**Goal:** Please pull out every line that includes the string "rounded".

**Stored data entries:**
=====

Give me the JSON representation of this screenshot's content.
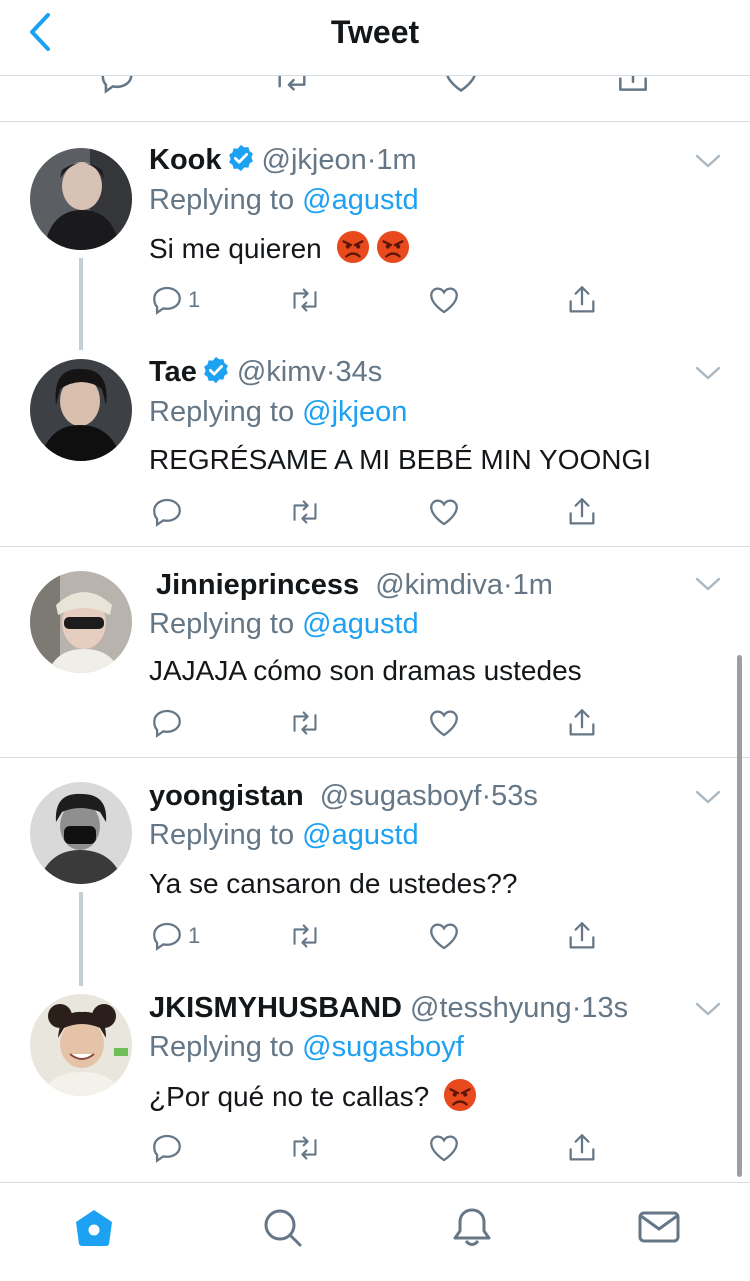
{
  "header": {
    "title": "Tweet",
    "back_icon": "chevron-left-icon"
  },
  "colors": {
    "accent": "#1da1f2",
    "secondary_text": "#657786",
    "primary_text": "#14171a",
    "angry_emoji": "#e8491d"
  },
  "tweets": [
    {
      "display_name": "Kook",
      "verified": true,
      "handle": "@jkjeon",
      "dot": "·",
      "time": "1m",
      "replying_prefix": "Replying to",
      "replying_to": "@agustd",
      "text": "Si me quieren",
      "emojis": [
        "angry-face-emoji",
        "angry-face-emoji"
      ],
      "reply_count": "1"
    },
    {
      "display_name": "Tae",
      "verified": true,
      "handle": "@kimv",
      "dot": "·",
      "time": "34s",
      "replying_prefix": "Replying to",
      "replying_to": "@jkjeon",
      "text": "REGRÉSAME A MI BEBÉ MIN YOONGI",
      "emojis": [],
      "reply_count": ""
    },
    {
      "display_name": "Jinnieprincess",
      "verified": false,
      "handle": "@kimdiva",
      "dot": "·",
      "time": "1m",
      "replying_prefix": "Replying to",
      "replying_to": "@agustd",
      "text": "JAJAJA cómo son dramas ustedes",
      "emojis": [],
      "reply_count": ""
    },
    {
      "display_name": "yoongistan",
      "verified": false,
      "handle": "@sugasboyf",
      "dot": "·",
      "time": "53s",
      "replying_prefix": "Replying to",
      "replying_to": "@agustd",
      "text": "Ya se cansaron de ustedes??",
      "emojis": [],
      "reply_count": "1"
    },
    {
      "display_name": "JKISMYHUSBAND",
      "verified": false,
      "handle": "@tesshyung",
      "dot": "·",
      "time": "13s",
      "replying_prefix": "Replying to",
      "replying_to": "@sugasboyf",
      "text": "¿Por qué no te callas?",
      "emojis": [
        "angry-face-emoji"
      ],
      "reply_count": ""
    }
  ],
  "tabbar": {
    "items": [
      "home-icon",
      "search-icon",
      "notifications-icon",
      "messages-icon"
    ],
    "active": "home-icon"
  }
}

=====

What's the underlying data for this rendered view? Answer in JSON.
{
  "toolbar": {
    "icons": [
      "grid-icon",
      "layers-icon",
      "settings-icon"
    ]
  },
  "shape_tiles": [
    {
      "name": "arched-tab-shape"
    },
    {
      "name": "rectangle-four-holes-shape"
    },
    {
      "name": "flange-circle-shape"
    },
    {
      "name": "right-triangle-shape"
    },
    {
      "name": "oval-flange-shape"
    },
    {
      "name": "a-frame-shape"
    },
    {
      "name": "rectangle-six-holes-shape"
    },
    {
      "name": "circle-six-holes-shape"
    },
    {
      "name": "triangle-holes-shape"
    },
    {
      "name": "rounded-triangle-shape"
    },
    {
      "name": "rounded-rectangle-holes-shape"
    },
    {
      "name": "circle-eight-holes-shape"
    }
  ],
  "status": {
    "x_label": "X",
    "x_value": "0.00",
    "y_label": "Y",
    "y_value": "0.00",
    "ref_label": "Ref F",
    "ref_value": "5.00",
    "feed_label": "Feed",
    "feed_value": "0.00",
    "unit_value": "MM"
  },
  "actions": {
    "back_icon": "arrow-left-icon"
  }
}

=====

**Exercise output:**
      "name": "rounded-triangle-shape"
      "name": "rounded-rectangle-holes-shape"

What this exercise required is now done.